WHAT IS BEING ASKED: Reproduce the hypergeom help text from "Simplifying can be" up to and including "c, [z 1/z 8])", character for character.

+++ TEXT BLOCK

Method on @sym: hypergeom (a, b, z)

Symbolic generalized hypergeometric function.

Example:

syms z
hypergeom ([1, 2, 3], [4, 5], z)
  ⇒ (sym)
       ┌─  ⎛1, 2, 3 │  ⎞
       ├─  ⎜        │ z⎟
      3╵ 2 ⎝  4, 5  │  ⎠

Simplifying can be useful to express a hypergeometric function in terms of more elementary functions:

simplify (hypergeom ([1 1], 2, -z))
  ⇒ (sym)
      log(z + 1)
      ──────────
          z

The function can be ‘vectorized’ over z:

syms a b c
hypergeom([a b], c, [z 1/z 8])
  ⇒ (sym 1×3 matrix)
      ⎡ ┌─  ⎛a, b │  ⎞   ┌─  ⎛a, b │ 1⎞   ┌─  ⎛a, b │  ⎞⎤
      ⎢ ├─  ⎜     │ z⎟   ├─  ⎜     │ ─⎟   ├─  ⎜     │ 8⎟⎥
      ⎣2╵ 1 ⎝ c   │  ⎠  2╵ 1 ⎝ c   │ z⎠  2╵ 1 ⎝ c   │  ⎠⎦

The hypergeometric function can be differentiated, for example:

w = hypergeom([a b], c, z)
  ⇒ w = (sym)
       ┌─  ⎛a, b │  ⎞
       ├─  ⎜     │ z⎟
      2╵ 1 ⎝ c   │  ⎠

diff(w, z)
  ⇒ (sym)
           ┌─  ⎛a + 1, b + 1 │  ⎞
      a⋅b⋅ ├─  ⎜             │ z⎟
          2╵ 1 ⎝   c + 1     │  ⎠
      ───────────────────────────
                   c

Package: symbolic

++++++
+++ GIVEN MATERIAL

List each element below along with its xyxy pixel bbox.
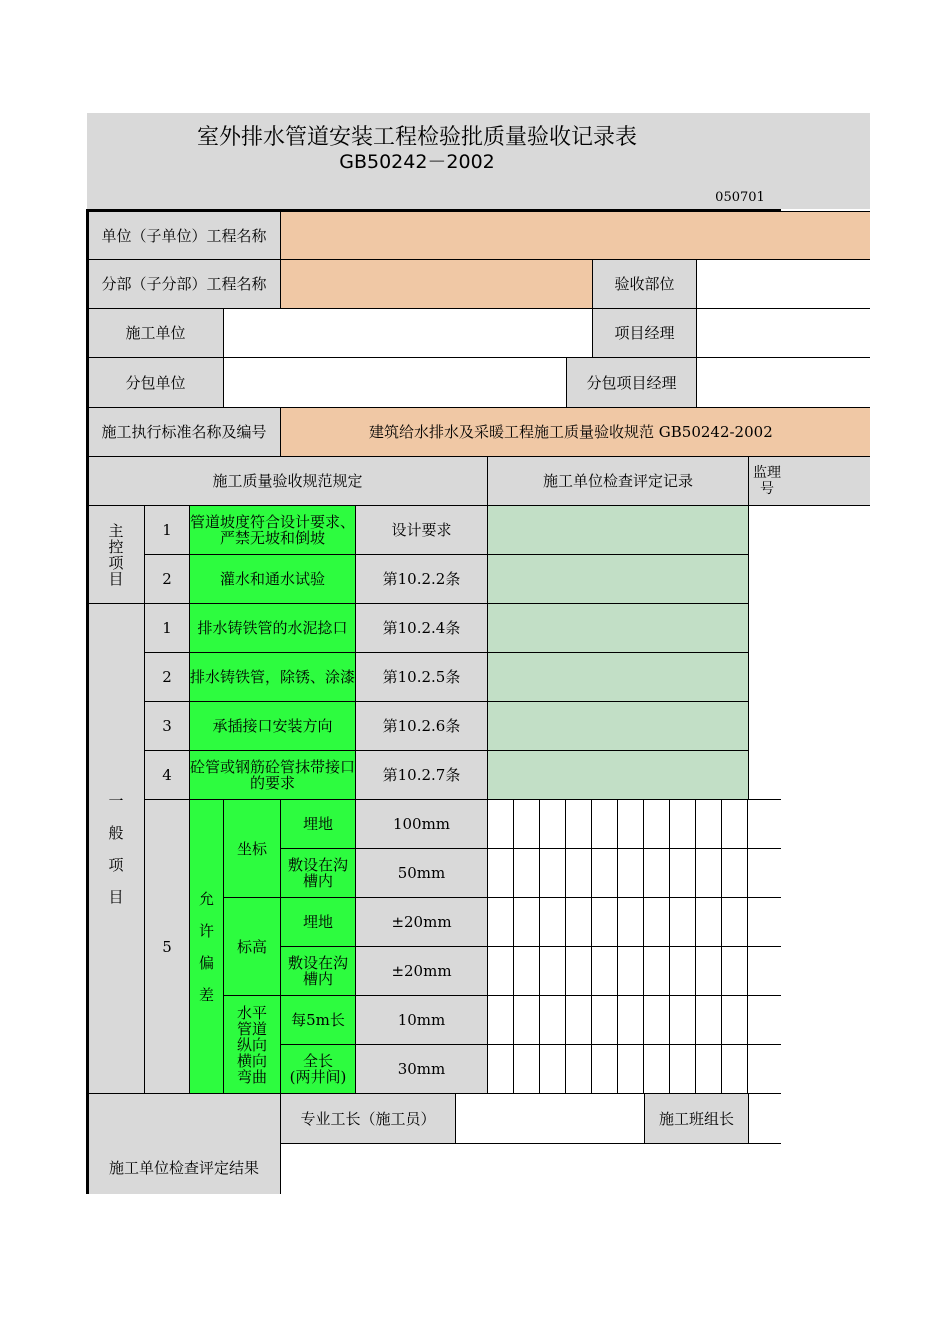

++++++

WRITTEN ANSWER:
Simplifying can be useful to express a hypergeometric function in terms of more elementary functions:

simplify (hypergeom ([1 1], 2, -z))
  ⇒ (sym)
      log(z + 1)
      ──────────
          z

The function can be ‘vectorized’ over z:

syms a b c
hypergeom([a b], c, [z 1/z 8])